(Records that describe figures)
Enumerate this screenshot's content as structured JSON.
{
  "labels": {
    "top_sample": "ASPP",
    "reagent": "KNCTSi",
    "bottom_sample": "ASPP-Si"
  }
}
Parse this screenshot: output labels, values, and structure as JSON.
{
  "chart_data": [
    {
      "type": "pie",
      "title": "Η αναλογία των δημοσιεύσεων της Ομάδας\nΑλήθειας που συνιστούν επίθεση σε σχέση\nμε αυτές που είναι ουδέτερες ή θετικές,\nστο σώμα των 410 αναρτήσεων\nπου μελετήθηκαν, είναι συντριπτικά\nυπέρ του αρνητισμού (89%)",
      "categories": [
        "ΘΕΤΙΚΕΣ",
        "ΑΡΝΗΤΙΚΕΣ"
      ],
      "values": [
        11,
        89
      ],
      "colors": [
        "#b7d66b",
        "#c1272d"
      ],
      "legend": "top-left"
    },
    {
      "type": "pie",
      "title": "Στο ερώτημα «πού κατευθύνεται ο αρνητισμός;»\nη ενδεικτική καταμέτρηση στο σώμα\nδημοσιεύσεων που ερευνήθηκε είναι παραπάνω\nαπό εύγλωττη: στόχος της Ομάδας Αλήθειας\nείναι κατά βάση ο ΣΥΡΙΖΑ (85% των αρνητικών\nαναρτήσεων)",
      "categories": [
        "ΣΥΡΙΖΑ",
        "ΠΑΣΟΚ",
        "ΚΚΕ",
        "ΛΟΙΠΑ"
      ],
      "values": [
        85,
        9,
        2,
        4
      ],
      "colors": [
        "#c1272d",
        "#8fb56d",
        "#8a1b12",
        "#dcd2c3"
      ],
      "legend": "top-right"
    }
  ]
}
---
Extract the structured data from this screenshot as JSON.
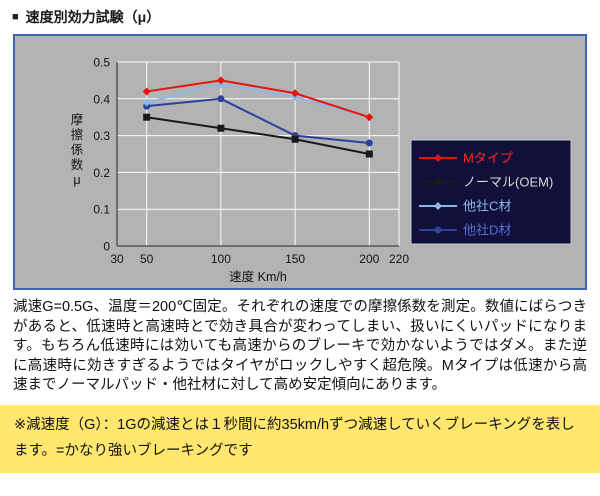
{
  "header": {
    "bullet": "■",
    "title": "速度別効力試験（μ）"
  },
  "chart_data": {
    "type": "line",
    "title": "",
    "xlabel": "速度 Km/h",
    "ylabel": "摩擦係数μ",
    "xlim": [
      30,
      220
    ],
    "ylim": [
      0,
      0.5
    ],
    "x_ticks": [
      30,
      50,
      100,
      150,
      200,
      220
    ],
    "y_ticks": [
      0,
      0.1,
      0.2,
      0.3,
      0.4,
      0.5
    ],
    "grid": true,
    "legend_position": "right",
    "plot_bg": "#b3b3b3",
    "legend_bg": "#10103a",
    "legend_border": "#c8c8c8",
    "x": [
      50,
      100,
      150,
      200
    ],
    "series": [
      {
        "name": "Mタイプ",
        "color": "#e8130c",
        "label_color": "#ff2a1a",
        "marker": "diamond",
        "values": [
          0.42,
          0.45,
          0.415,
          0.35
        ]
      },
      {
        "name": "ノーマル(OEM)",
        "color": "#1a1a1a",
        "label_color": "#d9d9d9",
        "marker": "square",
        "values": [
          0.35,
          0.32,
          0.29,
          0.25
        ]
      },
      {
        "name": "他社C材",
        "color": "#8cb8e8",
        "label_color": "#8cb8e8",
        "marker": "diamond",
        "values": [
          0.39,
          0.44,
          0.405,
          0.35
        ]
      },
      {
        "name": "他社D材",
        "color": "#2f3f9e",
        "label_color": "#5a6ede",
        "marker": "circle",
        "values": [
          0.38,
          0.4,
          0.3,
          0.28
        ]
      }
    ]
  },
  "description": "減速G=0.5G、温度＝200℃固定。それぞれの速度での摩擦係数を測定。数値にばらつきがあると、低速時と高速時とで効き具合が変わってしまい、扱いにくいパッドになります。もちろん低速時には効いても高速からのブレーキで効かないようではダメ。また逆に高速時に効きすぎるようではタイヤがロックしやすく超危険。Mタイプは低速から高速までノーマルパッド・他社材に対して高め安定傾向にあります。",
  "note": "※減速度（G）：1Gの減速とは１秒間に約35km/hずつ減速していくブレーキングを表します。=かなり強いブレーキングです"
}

Exercise
Check each line above for "JSON" and return the ones that have it.

Exercise answer
Enumerate this screenshot's content as structured JSON.
Parse this screenshot: output labels, values, and structure as JSON.
Extract the structured data from this screenshot as JSON.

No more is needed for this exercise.